WHAT TO WORK ON:
Scan the lines below; pull out those with "polysaccharides".

SOURCE DATA:
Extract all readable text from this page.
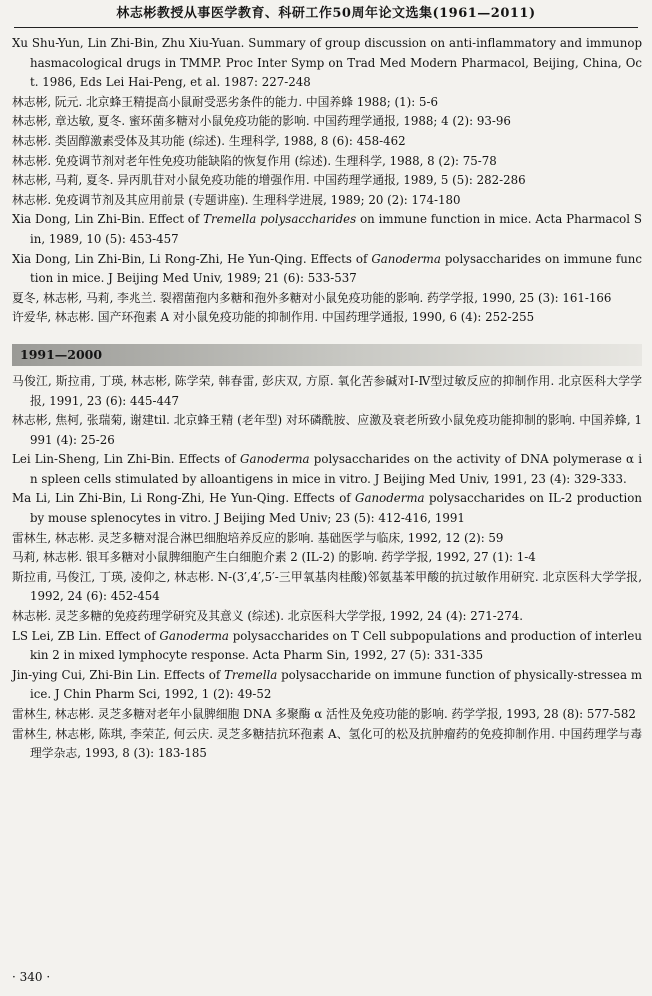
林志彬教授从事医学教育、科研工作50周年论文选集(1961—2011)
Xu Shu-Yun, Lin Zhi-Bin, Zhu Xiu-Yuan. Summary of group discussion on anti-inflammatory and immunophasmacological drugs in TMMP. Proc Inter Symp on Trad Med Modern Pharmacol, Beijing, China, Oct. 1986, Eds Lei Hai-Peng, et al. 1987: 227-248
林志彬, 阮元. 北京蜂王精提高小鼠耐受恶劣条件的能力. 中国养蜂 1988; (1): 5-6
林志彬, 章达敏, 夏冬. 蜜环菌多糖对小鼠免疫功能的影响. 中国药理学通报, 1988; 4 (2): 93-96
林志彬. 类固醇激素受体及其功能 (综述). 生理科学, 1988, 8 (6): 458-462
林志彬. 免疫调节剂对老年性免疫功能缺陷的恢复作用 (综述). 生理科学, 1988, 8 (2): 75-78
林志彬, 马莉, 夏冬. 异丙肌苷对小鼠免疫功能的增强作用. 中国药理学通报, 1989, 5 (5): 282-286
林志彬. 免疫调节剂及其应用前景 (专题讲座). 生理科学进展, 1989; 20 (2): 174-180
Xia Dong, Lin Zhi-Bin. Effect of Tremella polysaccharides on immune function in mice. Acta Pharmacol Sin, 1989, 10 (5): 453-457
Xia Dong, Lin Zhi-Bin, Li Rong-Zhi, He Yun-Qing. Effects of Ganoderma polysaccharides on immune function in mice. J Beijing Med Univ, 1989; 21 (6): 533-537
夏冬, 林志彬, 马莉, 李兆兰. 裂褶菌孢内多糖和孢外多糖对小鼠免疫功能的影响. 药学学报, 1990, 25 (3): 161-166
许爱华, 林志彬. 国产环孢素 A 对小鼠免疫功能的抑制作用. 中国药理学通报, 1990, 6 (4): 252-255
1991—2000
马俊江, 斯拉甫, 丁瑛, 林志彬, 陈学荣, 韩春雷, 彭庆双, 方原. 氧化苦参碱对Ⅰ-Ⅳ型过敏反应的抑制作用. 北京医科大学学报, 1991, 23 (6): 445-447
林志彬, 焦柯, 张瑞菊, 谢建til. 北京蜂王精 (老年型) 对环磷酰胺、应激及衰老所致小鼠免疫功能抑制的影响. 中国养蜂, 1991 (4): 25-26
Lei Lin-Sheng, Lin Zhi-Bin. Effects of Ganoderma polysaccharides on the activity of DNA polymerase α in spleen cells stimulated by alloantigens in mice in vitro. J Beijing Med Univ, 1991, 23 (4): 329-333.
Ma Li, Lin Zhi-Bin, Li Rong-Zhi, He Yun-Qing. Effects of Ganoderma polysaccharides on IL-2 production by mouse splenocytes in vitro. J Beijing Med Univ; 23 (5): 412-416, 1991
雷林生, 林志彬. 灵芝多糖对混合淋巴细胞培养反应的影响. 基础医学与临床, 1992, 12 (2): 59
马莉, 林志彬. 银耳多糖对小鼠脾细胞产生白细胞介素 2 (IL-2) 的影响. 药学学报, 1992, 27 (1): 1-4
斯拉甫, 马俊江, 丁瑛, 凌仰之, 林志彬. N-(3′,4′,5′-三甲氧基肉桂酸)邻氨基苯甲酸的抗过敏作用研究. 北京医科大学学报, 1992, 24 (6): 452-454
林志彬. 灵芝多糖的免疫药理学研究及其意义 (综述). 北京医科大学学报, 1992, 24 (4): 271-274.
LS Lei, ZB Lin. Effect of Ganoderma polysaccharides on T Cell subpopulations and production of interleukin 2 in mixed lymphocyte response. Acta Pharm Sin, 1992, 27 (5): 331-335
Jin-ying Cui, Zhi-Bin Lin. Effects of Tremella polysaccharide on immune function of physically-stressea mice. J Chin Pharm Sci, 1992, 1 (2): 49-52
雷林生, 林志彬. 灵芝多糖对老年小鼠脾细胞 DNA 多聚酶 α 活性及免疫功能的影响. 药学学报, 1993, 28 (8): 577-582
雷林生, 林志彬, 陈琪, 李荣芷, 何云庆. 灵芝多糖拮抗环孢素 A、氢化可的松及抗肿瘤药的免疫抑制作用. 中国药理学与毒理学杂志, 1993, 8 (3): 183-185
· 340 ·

REPLY:
Xia Dong, Lin Zhi-Bin. Effect of Tremella polysaccharides on immune function in mice. Acta Pharmacol Sin, 1989, 10 (5): 453-457
Xia Dong, Lin Zhi-Bin, Li Rong-Zhi, He Yun-Qing. Effects of Ganoderma polysaccharides on immune function in mice. J Beijing Med Univ, 1989; 21 (6): 533-537
Lei Lin-Sheng, Lin Zhi-Bin. Effects of Ganoderma polysaccharides on the activity of DNA polymerase α in spleen cells stimulated by alloantigens in mice in vitro. J Beijing Med Univ, 1991, 23 (4): 329-333.
Ma Li, Lin Zhi-Bin, Li Rong-Zhi, He Yun-Qing. Effects of Ganoderma polysaccharides on IL-2 production by mouse splenocytes in vitro. J Beijing Med Univ; 23 (5): 412-416, 1991
LS Lei, ZB Lin. Effect of Ganoderma polysaccharides on T Cell subpopulations and production of interleukin 2 in mixed lymphocyte response. Acta Pharm Sin, 1992, 27 (5): 331-335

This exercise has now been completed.